» **OBJECTIVE**
Filter the entries below, keeping only lines with the word "strip".

(Dataset items)
·····
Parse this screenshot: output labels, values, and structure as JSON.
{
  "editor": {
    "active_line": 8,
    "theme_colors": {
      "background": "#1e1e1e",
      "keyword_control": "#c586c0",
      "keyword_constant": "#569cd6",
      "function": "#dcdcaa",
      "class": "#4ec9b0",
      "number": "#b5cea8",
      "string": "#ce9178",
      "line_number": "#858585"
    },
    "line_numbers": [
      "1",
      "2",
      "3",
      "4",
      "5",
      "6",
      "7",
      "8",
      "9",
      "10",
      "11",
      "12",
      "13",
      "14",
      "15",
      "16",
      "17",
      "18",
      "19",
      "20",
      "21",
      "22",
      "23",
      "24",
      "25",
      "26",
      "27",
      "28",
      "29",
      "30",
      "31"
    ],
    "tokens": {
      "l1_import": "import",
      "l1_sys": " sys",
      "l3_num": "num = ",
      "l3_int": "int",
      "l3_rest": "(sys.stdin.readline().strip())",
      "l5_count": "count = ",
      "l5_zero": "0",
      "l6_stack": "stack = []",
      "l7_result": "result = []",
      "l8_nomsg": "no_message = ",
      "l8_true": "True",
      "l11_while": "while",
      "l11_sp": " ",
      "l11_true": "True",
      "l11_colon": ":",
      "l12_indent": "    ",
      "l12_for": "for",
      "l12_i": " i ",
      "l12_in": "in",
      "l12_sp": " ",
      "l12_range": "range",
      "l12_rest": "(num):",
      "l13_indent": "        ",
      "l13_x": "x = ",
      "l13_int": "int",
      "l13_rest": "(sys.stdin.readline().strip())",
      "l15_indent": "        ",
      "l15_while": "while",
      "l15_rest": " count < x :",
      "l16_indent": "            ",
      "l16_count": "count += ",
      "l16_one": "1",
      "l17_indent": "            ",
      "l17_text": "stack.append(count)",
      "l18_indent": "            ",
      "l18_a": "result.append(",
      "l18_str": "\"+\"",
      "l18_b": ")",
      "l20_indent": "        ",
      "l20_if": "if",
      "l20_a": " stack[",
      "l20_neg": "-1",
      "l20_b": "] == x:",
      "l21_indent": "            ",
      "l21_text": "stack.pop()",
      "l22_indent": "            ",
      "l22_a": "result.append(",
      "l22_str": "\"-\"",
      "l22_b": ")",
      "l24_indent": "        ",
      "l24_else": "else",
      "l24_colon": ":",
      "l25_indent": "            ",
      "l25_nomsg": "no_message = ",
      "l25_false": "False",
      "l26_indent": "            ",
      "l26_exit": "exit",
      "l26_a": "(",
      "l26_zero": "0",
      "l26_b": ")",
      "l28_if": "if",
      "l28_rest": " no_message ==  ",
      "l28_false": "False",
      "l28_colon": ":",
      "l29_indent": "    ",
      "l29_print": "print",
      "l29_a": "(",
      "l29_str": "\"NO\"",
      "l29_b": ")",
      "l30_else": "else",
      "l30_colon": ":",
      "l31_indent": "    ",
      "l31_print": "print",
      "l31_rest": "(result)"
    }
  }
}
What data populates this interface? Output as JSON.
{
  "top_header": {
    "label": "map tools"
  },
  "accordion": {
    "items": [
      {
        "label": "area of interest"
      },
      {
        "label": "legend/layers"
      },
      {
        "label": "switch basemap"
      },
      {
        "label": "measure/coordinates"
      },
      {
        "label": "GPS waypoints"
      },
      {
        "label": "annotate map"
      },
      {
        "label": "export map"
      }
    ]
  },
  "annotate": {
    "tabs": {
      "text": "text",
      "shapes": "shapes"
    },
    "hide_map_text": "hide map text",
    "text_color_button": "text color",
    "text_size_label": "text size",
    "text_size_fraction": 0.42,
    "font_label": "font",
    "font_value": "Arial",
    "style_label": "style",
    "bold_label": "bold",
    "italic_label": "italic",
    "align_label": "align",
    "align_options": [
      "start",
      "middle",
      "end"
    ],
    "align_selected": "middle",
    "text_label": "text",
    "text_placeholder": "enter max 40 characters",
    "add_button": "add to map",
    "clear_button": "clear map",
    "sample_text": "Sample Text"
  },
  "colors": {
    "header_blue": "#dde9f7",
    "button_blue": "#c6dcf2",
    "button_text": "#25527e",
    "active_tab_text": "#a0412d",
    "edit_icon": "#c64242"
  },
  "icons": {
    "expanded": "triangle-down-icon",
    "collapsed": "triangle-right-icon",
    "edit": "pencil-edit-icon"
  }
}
·····
» **PROBLEM SOLUTION**
      "l3_rest": "(sys.stdin.readline().strip())",
      "l13_rest": "(sys.stdin.readline().strip())",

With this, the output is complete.